══ Data records

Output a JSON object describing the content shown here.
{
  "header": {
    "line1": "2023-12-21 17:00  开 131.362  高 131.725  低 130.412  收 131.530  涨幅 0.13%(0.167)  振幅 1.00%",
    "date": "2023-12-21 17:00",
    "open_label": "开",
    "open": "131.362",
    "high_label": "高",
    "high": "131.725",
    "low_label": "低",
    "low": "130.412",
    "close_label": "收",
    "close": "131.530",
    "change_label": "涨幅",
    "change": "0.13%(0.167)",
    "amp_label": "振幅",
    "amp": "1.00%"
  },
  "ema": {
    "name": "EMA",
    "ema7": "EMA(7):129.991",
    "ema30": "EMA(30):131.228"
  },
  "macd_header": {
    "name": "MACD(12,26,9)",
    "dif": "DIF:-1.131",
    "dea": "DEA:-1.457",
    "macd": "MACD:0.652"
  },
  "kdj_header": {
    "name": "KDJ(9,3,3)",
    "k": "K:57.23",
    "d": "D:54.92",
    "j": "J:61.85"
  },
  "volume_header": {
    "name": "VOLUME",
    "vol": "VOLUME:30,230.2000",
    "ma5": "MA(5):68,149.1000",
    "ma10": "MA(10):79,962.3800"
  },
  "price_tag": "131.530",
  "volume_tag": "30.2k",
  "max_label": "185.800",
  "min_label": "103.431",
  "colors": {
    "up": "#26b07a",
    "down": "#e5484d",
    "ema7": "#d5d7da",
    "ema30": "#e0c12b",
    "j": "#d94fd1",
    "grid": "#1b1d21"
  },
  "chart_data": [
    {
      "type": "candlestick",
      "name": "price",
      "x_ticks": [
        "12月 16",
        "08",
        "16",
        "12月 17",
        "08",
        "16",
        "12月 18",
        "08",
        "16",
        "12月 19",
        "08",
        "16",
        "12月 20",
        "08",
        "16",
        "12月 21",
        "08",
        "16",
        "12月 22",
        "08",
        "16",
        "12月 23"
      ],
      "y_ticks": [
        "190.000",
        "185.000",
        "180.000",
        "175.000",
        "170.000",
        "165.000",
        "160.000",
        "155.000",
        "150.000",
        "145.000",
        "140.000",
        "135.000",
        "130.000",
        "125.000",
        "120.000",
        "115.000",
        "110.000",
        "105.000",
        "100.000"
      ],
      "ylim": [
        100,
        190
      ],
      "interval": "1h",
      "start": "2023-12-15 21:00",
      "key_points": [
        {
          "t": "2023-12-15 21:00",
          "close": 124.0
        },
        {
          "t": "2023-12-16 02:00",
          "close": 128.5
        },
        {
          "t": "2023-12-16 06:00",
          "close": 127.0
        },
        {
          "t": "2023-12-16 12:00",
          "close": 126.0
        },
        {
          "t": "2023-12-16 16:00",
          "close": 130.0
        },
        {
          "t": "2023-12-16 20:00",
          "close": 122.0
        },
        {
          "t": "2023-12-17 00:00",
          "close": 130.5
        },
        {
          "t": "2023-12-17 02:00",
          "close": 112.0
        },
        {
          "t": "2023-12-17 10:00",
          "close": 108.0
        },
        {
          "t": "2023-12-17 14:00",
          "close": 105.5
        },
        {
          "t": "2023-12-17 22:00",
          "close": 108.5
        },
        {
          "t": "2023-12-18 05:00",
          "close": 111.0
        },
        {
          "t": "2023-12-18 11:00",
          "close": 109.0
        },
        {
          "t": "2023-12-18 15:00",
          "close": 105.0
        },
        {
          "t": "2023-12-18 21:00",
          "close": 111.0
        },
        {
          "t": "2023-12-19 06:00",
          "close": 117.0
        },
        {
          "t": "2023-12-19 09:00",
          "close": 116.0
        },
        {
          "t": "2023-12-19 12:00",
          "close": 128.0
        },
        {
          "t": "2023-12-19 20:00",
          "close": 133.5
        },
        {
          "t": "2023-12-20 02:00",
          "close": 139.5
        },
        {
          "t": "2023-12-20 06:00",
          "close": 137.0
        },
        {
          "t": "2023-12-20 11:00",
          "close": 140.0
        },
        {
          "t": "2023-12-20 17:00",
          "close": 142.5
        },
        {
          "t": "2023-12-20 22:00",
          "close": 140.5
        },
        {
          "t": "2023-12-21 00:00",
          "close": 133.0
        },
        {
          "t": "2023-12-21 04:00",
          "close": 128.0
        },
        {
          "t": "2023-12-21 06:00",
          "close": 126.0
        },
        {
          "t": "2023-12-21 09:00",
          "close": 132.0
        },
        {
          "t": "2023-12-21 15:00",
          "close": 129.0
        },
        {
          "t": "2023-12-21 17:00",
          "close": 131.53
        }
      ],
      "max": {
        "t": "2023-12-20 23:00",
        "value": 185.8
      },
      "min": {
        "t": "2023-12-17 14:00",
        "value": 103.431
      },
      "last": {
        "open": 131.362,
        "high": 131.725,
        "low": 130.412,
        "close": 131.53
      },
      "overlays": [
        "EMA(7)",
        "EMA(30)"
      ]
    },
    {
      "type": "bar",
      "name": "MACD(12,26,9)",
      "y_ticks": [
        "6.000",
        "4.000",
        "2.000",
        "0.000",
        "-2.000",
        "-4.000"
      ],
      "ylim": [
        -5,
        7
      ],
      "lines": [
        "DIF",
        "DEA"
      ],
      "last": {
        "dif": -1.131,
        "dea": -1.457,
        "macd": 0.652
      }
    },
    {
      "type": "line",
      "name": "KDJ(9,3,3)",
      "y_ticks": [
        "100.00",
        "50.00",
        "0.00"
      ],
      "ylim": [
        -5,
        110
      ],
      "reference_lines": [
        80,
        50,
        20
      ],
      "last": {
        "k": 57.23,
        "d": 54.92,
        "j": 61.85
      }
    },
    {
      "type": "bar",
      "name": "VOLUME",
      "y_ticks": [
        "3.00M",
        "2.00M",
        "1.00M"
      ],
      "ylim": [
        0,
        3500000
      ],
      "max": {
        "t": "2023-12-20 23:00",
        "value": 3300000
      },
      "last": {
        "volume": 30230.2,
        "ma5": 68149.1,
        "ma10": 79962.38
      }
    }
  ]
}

════

Pull out every line in the data above that has the word "name".

    "name": "EMA",
    "name": "MACD(12,26,9)",
    "name": "KDJ(9,3,3)",
    "name": "VOLUME",
      "name": "price",
      "name": "MACD(12,26,9)",
      "name": "KDJ(9,3,3)",
      "name": "VOLUME",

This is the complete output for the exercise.